PROBLEM DESCRIPTION
Copy all lines in which the word "собственных" can be found.

ITEMS
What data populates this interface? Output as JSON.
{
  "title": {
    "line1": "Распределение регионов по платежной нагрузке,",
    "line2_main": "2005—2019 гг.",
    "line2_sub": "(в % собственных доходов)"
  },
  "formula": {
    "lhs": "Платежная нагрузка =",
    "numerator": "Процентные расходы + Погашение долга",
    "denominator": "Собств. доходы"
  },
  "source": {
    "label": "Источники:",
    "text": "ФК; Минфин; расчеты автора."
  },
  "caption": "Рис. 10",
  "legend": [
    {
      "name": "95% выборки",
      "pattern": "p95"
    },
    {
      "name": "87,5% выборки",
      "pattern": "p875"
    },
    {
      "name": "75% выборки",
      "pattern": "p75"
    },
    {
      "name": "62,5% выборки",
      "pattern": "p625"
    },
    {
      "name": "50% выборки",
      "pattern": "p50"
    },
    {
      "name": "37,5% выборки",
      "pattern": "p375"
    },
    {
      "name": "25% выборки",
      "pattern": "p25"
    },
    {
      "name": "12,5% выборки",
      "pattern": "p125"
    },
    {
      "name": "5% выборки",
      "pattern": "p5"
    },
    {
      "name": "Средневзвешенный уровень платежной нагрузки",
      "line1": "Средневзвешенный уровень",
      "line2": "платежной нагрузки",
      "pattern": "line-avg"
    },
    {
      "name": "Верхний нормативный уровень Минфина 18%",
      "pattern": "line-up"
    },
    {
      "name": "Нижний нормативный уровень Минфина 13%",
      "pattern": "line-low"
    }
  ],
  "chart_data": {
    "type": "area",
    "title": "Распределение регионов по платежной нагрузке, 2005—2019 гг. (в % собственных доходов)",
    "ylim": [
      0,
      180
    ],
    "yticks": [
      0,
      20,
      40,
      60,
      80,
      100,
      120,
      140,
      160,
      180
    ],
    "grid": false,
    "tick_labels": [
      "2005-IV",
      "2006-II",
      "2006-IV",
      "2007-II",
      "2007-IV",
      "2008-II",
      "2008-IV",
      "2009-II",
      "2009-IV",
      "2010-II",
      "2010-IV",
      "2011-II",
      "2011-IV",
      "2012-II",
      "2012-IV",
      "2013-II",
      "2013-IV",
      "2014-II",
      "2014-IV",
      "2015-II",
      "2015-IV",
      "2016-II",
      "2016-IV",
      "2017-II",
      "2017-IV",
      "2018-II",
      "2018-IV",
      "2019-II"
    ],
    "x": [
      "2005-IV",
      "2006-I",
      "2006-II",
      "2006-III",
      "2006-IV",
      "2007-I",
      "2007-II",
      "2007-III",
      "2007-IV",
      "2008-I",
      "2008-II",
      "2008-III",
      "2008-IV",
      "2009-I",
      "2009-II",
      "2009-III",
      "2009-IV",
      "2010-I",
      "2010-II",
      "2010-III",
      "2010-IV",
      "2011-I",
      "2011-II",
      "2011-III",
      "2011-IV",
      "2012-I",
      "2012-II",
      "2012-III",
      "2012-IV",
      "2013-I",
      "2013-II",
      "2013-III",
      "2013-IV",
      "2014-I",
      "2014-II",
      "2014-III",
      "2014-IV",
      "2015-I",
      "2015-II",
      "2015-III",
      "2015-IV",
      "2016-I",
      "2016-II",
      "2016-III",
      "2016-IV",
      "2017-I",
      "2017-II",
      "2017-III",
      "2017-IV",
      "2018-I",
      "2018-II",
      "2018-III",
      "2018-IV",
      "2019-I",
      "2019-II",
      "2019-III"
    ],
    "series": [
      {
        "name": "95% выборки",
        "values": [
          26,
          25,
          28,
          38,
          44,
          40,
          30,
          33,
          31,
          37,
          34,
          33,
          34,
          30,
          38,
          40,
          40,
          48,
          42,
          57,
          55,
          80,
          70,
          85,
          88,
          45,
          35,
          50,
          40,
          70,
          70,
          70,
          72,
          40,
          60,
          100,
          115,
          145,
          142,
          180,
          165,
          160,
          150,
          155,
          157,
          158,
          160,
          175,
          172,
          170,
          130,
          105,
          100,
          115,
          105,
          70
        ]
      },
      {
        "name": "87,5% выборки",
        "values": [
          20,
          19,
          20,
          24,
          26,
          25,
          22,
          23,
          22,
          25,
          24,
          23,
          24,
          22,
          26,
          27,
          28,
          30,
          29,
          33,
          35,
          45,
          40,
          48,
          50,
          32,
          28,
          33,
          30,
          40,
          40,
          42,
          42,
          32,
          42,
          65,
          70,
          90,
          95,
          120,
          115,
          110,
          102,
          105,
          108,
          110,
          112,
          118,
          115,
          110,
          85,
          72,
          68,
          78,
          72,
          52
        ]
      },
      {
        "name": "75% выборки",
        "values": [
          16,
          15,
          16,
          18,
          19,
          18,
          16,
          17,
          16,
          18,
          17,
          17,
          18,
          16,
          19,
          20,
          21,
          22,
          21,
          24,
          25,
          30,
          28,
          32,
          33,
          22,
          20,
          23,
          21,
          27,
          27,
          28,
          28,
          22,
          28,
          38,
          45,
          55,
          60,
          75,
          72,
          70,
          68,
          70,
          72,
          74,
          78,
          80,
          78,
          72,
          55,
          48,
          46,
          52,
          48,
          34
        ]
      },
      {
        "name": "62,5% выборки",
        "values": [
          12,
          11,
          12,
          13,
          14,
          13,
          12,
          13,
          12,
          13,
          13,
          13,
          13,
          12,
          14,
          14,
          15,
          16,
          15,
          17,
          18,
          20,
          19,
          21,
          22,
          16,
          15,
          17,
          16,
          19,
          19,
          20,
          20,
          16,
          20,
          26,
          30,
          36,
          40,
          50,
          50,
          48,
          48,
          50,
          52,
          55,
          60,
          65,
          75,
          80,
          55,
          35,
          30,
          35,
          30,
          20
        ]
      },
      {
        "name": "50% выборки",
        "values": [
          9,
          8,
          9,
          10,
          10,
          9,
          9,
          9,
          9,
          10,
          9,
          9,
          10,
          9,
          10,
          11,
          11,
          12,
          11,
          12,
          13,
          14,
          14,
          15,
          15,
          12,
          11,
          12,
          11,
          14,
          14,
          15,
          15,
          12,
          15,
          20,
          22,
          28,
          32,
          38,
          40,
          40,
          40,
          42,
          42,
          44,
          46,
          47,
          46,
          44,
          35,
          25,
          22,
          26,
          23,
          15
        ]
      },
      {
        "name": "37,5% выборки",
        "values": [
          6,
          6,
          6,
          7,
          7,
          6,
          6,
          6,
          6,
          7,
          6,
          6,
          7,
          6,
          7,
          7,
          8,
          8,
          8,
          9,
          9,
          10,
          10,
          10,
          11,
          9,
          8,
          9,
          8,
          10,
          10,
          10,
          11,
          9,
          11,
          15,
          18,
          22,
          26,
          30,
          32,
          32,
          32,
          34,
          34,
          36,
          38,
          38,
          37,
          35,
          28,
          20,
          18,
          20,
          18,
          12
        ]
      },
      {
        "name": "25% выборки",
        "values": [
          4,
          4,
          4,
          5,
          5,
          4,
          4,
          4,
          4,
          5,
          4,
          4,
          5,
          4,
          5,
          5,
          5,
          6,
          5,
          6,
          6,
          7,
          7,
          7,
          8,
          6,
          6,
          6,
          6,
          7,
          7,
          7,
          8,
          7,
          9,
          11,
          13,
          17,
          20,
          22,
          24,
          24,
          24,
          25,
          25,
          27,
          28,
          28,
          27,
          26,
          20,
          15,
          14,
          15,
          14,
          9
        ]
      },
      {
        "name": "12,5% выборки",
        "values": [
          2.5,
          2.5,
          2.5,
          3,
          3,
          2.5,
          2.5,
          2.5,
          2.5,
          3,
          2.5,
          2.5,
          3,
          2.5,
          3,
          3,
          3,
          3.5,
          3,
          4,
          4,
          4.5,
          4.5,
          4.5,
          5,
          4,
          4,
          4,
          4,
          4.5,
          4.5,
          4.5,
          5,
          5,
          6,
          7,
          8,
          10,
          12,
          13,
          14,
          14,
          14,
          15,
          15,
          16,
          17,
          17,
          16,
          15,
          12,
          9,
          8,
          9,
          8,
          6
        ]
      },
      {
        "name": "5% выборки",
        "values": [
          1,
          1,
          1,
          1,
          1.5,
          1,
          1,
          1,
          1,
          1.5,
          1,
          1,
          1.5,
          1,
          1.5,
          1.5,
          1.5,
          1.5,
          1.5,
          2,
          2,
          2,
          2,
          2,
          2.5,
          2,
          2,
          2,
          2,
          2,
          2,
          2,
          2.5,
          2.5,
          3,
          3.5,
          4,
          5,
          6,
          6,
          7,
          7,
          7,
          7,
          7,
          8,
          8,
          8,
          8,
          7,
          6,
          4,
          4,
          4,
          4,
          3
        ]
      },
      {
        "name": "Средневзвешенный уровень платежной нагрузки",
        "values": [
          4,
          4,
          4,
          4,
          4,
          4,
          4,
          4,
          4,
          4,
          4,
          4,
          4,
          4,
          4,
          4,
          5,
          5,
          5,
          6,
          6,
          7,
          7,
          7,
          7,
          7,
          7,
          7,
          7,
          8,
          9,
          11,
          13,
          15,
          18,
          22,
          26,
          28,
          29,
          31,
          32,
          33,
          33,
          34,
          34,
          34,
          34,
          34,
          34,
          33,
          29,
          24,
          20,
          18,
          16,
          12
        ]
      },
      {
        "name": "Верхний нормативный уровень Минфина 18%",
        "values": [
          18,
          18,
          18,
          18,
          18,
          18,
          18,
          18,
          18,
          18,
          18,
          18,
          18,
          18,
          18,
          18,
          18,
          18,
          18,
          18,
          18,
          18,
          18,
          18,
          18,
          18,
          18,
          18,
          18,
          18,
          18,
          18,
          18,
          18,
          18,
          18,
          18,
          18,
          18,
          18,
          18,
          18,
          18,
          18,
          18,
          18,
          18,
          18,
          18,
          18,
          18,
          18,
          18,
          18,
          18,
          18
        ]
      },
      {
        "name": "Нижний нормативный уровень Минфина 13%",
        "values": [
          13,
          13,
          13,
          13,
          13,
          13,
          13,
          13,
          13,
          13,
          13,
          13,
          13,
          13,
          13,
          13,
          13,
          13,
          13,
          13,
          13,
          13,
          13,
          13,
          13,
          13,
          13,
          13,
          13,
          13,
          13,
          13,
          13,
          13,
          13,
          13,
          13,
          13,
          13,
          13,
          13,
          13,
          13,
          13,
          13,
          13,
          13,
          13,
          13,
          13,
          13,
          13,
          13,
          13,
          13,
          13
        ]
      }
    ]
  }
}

EXERCISE OUTPUT
    "line2_sub": "(в % собственных доходов)"
    "title": "Распределение регионов по платежной нагрузке, 2005—2019 гг. (в % собственных доходов)",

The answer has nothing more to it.